── Entries provided

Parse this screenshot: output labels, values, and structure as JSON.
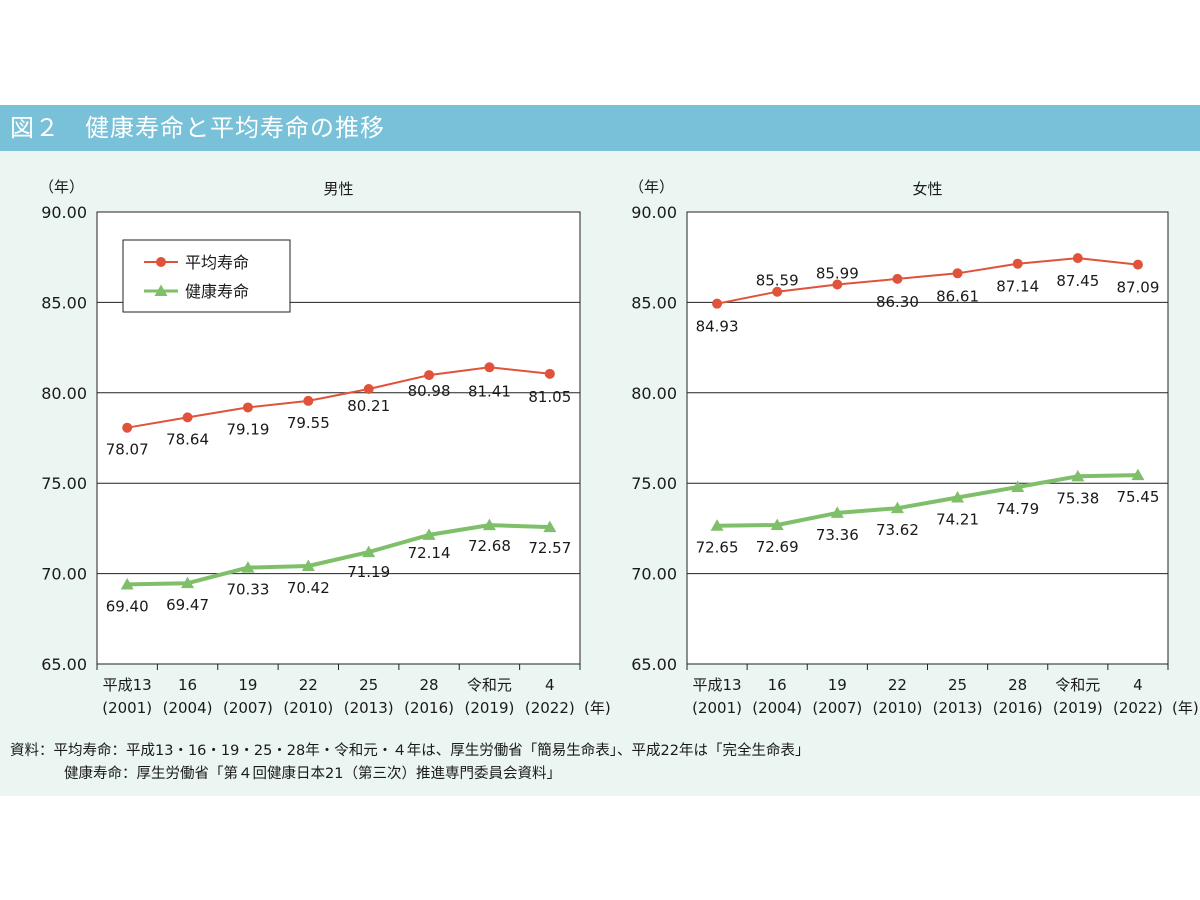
{
  "figure_title": "図２　健康寿命と平均寿命の推移",
  "source_notes": [
    "資料：平均寿命：平成13・16・19・25・28年・令和元・４年は、厚生労働省「簡易生命表」、平成22年は「完全生命表」",
    "健康寿命：厚生労働省「第４回健康日本21（第三次）推進専門委員会資料」"
  ],
  "colors": {
    "life_expectancy": "#e0533a",
    "healthy_life_expectancy": "#7fbf6a",
    "title_bar": "#79c1d8",
    "panel": "#ebf5f2"
  },
  "chart_data": [
    {
      "type": "line",
      "title": "男性",
      "y_unit": "（年）",
      "x_unit": "(年)",
      "ylim": [
        65,
        90
      ],
      "yticks": [
        "90.00",
        "85.00",
        "80.00",
        "75.00",
        "70.00",
        "65.00"
      ],
      "categories": [
        "平成13",
        "16",
        "19",
        "22",
        "25",
        "28",
        "令和元",
        "4"
      ],
      "category_years": [
        "(2001)",
        "(2004)",
        "(2007)",
        "(2010)",
        "(2013)",
        "(2016)",
        "(2019)",
        "(2022)"
      ],
      "grid": "horizontal",
      "legend": "top-left",
      "series": [
        {
          "name": "平均寿命",
          "marker": "circle",
          "values": [
            78.07,
            78.64,
            79.19,
            79.55,
            80.21,
            80.98,
            81.41,
            81.05
          ],
          "labels": [
            "78.07",
            "78.64",
            "79.19",
            "79.55",
            "80.21",
            "80.98",
            "81.41",
            "81.05"
          ]
        },
        {
          "name": "健康寿命",
          "marker": "triangle",
          "values": [
            69.4,
            69.47,
            70.33,
            70.42,
            71.19,
            72.14,
            72.68,
            72.57
          ],
          "labels": [
            "69.40",
            "69.47",
            "70.33",
            "70.42",
            "71.19",
            "72.14",
            "72.68",
            "72.57"
          ]
        }
      ]
    },
    {
      "type": "line",
      "title": "女性",
      "y_unit": "（年）",
      "x_unit": "(年)",
      "ylim": [
        65,
        90
      ],
      "yticks": [
        "90.00",
        "85.00",
        "80.00",
        "75.00",
        "70.00",
        "65.00"
      ],
      "categories": [
        "平成13",
        "16",
        "19",
        "22",
        "25",
        "28",
        "令和元",
        "4"
      ],
      "category_years": [
        "(2001)",
        "(2004)",
        "(2007)",
        "(2010)",
        "(2013)",
        "(2016)",
        "(2019)",
        "(2022)"
      ],
      "grid": "horizontal",
      "series": [
        {
          "name": "平均寿命",
          "marker": "circle",
          "values": [
            84.93,
            85.59,
            85.99,
            86.3,
            86.61,
            87.14,
            87.45,
            87.09
          ],
          "labels": [
            "84.93",
            "85.59",
            "85.99",
            "86.30",
            "86.61",
            "87.14",
            "87.45",
            "87.09"
          ]
        },
        {
          "name": "健康寿命",
          "marker": "triangle",
          "values": [
            72.65,
            72.69,
            73.36,
            73.62,
            74.21,
            74.79,
            75.38,
            75.45
          ],
          "labels": [
            "72.65",
            "72.69",
            "73.36",
            "73.62",
            "74.21",
            "74.79",
            "75.38",
            "75.45"
          ]
        }
      ]
    }
  ]
}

────

Write out the listing above again, exactly, but with no pictures in the copy.

Parse this screenshot: output labels, values, and structure as JSON.
{
  "figure_title": "図２　健康寿命と平均寿命の推移",
  "source_notes": [
    "資料：平均寿命：平成13・16・19・25・28年・令和元・４年は、厚生労働省「簡易生命表」、平成22年は「完全生命表」",
    "健康寿命：厚生労働省「第４回健康日本21（第三次）推進専門委員会資料」"
  ],
  "colors": {
    "life_expectancy": "#e0533a",
    "healthy_life_expectancy": "#7fbf6a",
    "title_bar": "#79c1d8",
    "panel": "#ebf5f2"
  },
  "chart_data": [
    {
      "type": "line",
      "title": "男性",
      "y_unit": "（年）",
      "x_unit": "(年)",
      "ylim": [
        65,
        90
      ],
      "yticks": [
        "90.00",
        "85.00",
        "80.00",
        "75.00",
        "70.00",
        "65.00"
      ],
      "categories": [
        "平成13",
        "16",
        "19",
        "22",
        "25",
        "28",
        "令和元",
        "4"
      ],
      "category_years": [
        "(2001)",
        "(2004)",
        "(2007)",
        "(2010)",
        "(2013)",
        "(2016)",
        "(2019)",
        "(2022)"
      ],
      "grid": "horizontal",
      "legend": "top-left",
      "series": [
        {
          "name": "平均寿命",
          "marker": "circle",
          "values": [
            78.07,
            78.64,
            79.19,
            79.55,
            80.21,
            80.98,
            81.41,
            81.05
          ],
          "labels": [
            "78.07",
            "78.64",
            "79.19",
            "79.55",
            "80.21",
            "80.98",
            "81.41",
            "81.05"
          ]
        },
        {
          "name": "健康寿命",
          "marker": "triangle",
          "values": [
            69.4,
            69.47,
            70.33,
            70.42,
            71.19,
            72.14,
            72.68,
            72.57
          ],
          "labels": [
            "69.40",
            "69.47",
            "70.33",
            "70.42",
            "71.19",
            "72.14",
            "72.68",
            "72.57"
          ]
        }
      ]
    },
    {
      "type": "line",
      "title": "女性",
      "y_unit": "（年）",
      "x_unit": "(年)",
      "ylim": [
        65,
        90
      ],
      "yticks": [
        "90.00",
        "85.00",
        "80.00",
        "75.00",
        "70.00",
        "65.00"
      ],
      "categories": [
        "平成13",
        "16",
        "19",
        "22",
        "25",
        "28",
        "令和元",
        "4"
      ],
      "category_years": [
        "(2001)",
        "(2004)",
        "(2007)",
        "(2010)",
        "(2013)",
        "(2016)",
        "(2019)",
        "(2022)"
      ],
      "grid": "horizontal",
      "series": [
        {
          "name": "平均寿命",
          "marker": "circle",
          "values": [
            84.93,
            85.59,
            85.99,
            86.3,
            86.61,
            87.14,
            87.45,
            87.09
          ],
          "labels": [
            "84.93",
            "85.59",
            "85.99",
            "86.30",
            "86.61",
            "87.14",
            "87.45",
            "87.09"
          ]
        },
        {
          "name": "健康寿命",
          "marker": "triangle",
          "values": [
            72.65,
            72.69,
            73.36,
            73.62,
            74.21,
            74.79,
            75.38,
            75.45
          ],
          "labels": [
            "72.65",
            "72.69",
            "73.36",
            "73.62",
            "74.21",
            "74.79",
            "75.38",
            "75.45"
          ]
        }
      ]
    }
  ]
}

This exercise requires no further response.